Dataset listings of figures:
++++

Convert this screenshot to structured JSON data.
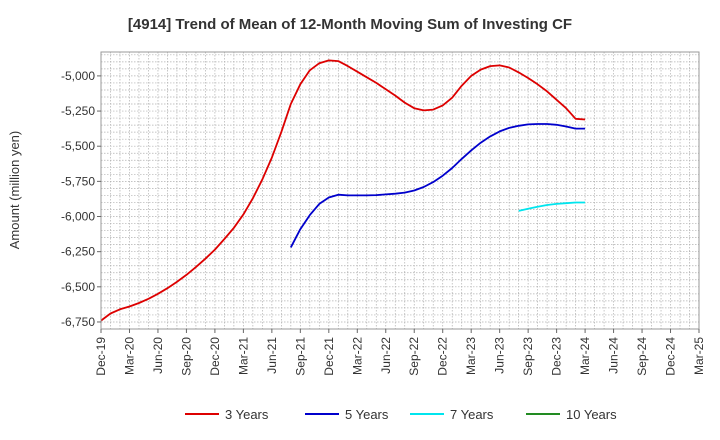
{
  "chart_data": {
    "type": "line",
    "title": "[4914]  Trend of Mean of 12-Month Moving Sum of Investing CF",
    "xlabel": "",
    "ylabel": "Amount (million yen)",
    "ylim": [
      -6800,
      -4830
    ],
    "yticks": [
      -5000,
      -5250,
      -5500,
      -5750,
      -6000,
      -6250,
      -6500,
      -6750
    ],
    "ytick_labels": [
      "-5,000",
      "-5,250",
      "-5,500",
      "-5,750",
      "-6,000",
      "-6,250",
      "-6,500",
      "-6,750"
    ],
    "x_months_range": [
      0,
      63
    ],
    "xticks": [
      0,
      3,
      6,
      9,
      12,
      15,
      18,
      21,
      24,
      27,
      30,
      33,
      36,
      39,
      42,
      45,
      48,
      51,
      54,
      57,
      60,
      63
    ],
    "xtick_labels": [
      "Dec-19",
      "Mar-20",
      "Jun-20",
      "Sep-20",
      "Dec-20",
      "Mar-21",
      "Jun-21",
      "Sep-21",
      "Dec-21",
      "Mar-22",
      "Jun-22",
      "Sep-22",
      "Dec-22",
      "Mar-23",
      "Jun-23",
      "Sep-23",
      "Dec-23",
      "Mar-24",
      "Jun-24",
      "Sep-24",
      "Dec-24",
      "Mar-25"
    ],
    "grid": true,
    "legend_position": "bottom",
    "series": [
      {
        "name": "3 Years",
        "color": "#dd0000",
        "x": [
          0,
          1,
          2,
          3,
          4,
          5,
          6,
          7,
          8,
          9,
          10,
          11,
          12,
          13,
          14,
          15,
          16,
          17,
          18,
          19,
          20,
          21,
          22,
          23,
          24,
          25,
          26,
          27,
          28,
          29,
          30,
          31,
          32,
          33,
          34,
          35,
          36,
          37,
          38,
          39,
          40,
          41,
          42,
          43,
          44,
          45,
          46,
          47,
          48,
          49,
          50,
          51
        ],
        "values": [
          -6740,
          -6690,
          -6660,
          -6640,
          -6615,
          -6585,
          -6550,
          -6510,
          -6465,
          -6415,
          -6360,
          -6300,
          -6235,
          -6160,
          -6080,
          -5985,
          -5870,
          -5735,
          -5580,
          -5400,
          -5200,
          -5060,
          -4960,
          -4910,
          -4890,
          -4895,
          -4930,
          -4970,
          -5010,
          -5050,
          -5095,
          -5140,
          -5190,
          -5230,
          -5245,
          -5240,
          -5210,
          -5155,
          -5070,
          -5000,
          -4955,
          -4930,
          -4925,
          -4940,
          -4975,
          -5015,
          -5060,
          -5110,
          -5170,
          -5230,
          -5305,
          -5310
        ]
      },
      {
        "name": "5 Years",
        "color": "#0000cc",
        "x": [
          20,
          21,
          22,
          23,
          24,
          25,
          26,
          27,
          28,
          29,
          30,
          31,
          32,
          33,
          34,
          35,
          36,
          37,
          38,
          39,
          40,
          41,
          42,
          43,
          44,
          45,
          46,
          47,
          48,
          49,
          50,
          51
        ],
        "values": [
          -6220,
          -6090,
          -5990,
          -5910,
          -5865,
          -5845,
          -5850,
          -5850,
          -5850,
          -5848,
          -5843,
          -5838,
          -5830,
          -5815,
          -5790,
          -5755,
          -5710,
          -5655,
          -5590,
          -5530,
          -5475,
          -5430,
          -5395,
          -5370,
          -5355,
          -5345,
          -5342,
          -5342,
          -5348,
          -5360,
          -5375,
          -5375
        ]
      },
      {
        "name": "7 Years",
        "color": "#00e5ee",
        "x": [
          44,
          45,
          46,
          47,
          48,
          49,
          50,
          51
        ],
        "values": [
          -5960,
          -5945,
          -5930,
          -5918,
          -5910,
          -5905,
          -5900,
          -5900
        ]
      },
      {
        "name": "10 Years",
        "color": "#228b22",
        "x": [],
        "values": []
      }
    ]
  }
}
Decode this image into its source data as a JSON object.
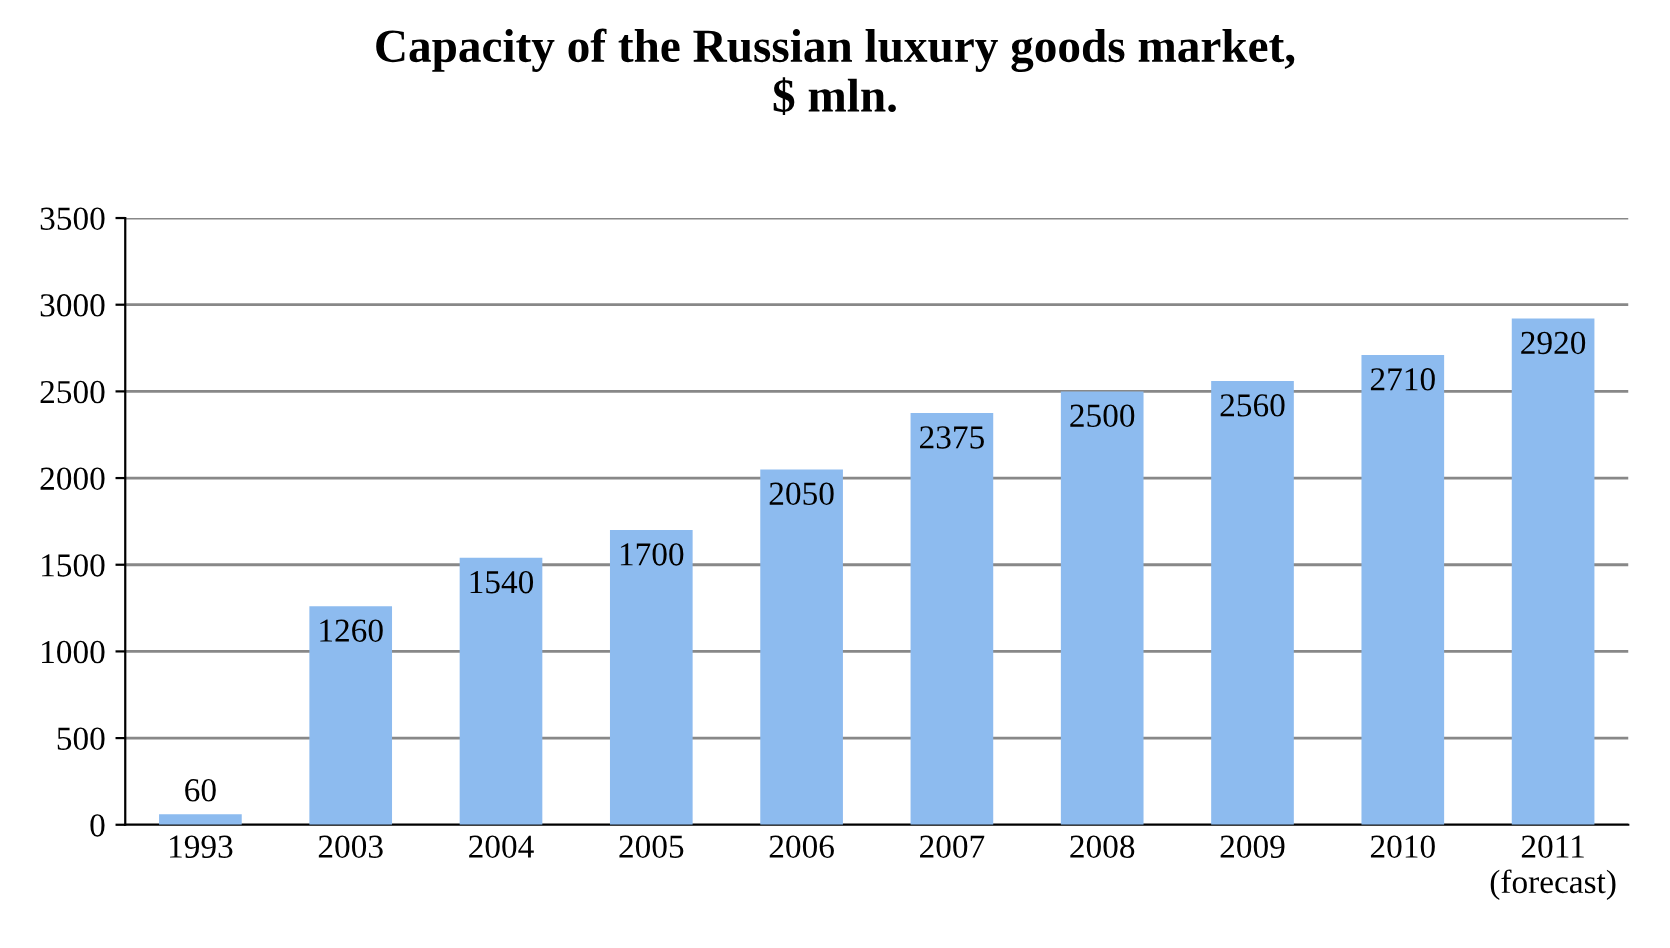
{
  "chart_data": {
    "type": "bar",
    "title": "Capacity of the Russian luxury goods market,\n$ mln.",
    "categories": [
      "1993",
      "2003",
      "2004",
      "2005",
      "2006",
      "2007",
      "2008",
      "2009",
      "2010",
      "2011\n(forecast)"
    ],
    "values": [
      60,
      1260,
      1540,
      1700,
      2050,
      2375,
      2500,
      2560,
      2710,
      2920
    ],
    "color": "#8dbbef",
    "ylim": [
      0,
      3500
    ],
    "yticks": [
      0,
      500,
      1000,
      1500,
      2000,
      2500,
      3000,
      3500
    ],
    "grid": "y",
    "data_labels": true
  }
}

++++

◆ Problem ◆
Repeat the material verbatim. Do not carry over any picture.

◆ Exercise output ◆
Convert this screenshot to structured JSON data.
{
  "chart_data": {
    "type": "line",
    "title": "[4914]  Trend of Mean of 12-Month Moving Sum of Investing CF",
    "xlabel": "",
    "ylabel": "Amount (million yen)",
    "ylim": [
      -6800,
      -4830
    ],
    "yticks": [
      -5000,
      -5250,
      -5500,
      -5750,
      -6000,
      -6250,
      -6500,
      -6750
    ],
    "ytick_labels": [
      "-5,000",
      "-5,250",
      "-5,500",
      "-5,750",
      "-6,000",
      "-6,250",
      "-6,500",
      "-6,750"
    ],
    "x_months_range": [
      0,
      63
    ],
    "xticks": [
      0,
      3,
      6,
      9,
      12,
      15,
      18,
      21,
      24,
      27,
      30,
      33,
      36,
      39,
      42,
      45,
      48,
      51,
      54,
      57,
      60,
      63
    ],
    "xtick_labels": [
      "Dec-19",
      "Mar-20",
      "Jun-20",
      "Sep-20",
      "Dec-20",
      "Mar-21",
      "Jun-21",
      "Sep-21",
      "Dec-21",
      "Mar-22",
      "Jun-22",
      "Sep-22",
      "Dec-22",
      "Mar-23",
      "Jun-23",
      "Sep-23",
      "Dec-23",
      "Mar-24",
      "Jun-24",
      "Sep-24",
      "Dec-24",
      "Mar-25"
    ],
    "grid": true,
    "legend_position": "bottom",
    "series": [
      {
        "name": "3 Years",
        "color": "#dd0000",
        "x": [
          0,
          1,
          2,
          3,
          4,
          5,
          6,
          7,
          8,
          9,
          10,
          11,
          12,
          13,
          14,
          15,
          16,
          17,
          18,
          19,
          20,
          21,
          22,
          23,
          24,
          25,
          26,
          27,
          28,
          29,
          30,
          31,
          32,
          33,
          34,
          35,
          36,
          37,
          38,
          39,
          40,
          41,
          42,
          43,
          44,
          45,
          46,
          47,
          48,
          49,
          50,
          51
        ],
        "values": [
          -6740,
          -6690,
          -6660,
          -6640,
          -6615,
          -6585,
          -6550,
          -6510,
          -6465,
          -6415,
          -6360,
          -6300,
          -6235,
          -6160,
          -6080,
          -5985,
          -5870,
          -5735,
          -5580,
          -5400,
          -5200,
          -5060,
          -4960,
          -4910,
          -4890,
          -4895,
          -4930,
          -4970,
          -5010,
          -5050,
          -5095,
          -5140,
          -5190,
          -5230,
          -5245,
          -5240,
          -5210,
          -5155,
          -5070,
          -5000,
          -4955,
          -4930,
          -4925,
          -4940,
          -4975,
          -5015,
          -5060,
          -5110,
          -5170,
          -5230,
          -5305,
          -5310
        ]
      },
      {
        "name": "5 Years",
        "color": "#0000cc",
        "x": [
          20,
          21,
          22,
          23,
          24,
          25,
          26,
          27,
          28,
          29,
          30,
          31,
          32,
          33,
          34,
          35,
          36,
          37,
          38,
          39,
          40,
          41,
          42,
          43,
          44,
          45,
          46,
          47,
          48,
          49,
          50,
          51
        ],
        "values": [
          -6220,
          -6090,
          -5990,
          -5910,
          -5865,
          -5845,
          -5850,
          -5850,
          -5850,
          -5848,
          -5843,
          -5838,
          -5830,
          -5815,
          -5790,
          -5755,
          -5710,
          -5655,
          -5590,
          -5530,
          -5475,
          -5430,
          -5395,
          -5370,
          -5355,
          -5345,
          -5342,
          -5342,
          -5348,
          -5360,
          -5375,
          -5375
        ]
      },
      {
        "name": "7 Years",
        "color": "#00e5ee",
        "x": [
          44,
          45,
          46,
          47,
          48,
          49,
          50,
          51
        ],
        "values": [
          -5960,
          -5945,
          -5930,
          -5918,
          -5910,
          -5905,
          -5900,
          -5900
        ]
      },
      {
        "name": "10 Years",
        "color": "#228b22",
        "x": [],
        "values": []
      }
    ]
  }
}
Decode this image into its source data as a JSON object.
{
  "chart_data": {
    "type": "bar",
    "title": "Capacity of the Russian luxury goods market,\n$ mln.",
    "categories": [
      "1993",
      "2003",
      "2004",
      "2005",
      "2006",
      "2007",
      "2008",
      "2009",
      "2010",
      "2011\n(forecast)"
    ],
    "values": [
      60,
      1260,
      1540,
      1700,
      2050,
      2375,
      2500,
      2560,
      2710,
      2920
    ],
    "color": "#8dbbef",
    "ylim": [
      0,
      3500
    ],
    "yticks": [
      0,
      500,
      1000,
      1500,
      2000,
      2500,
      3000,
      3500
    ],
    "grid": "y",
    "data_labels": true
  }
}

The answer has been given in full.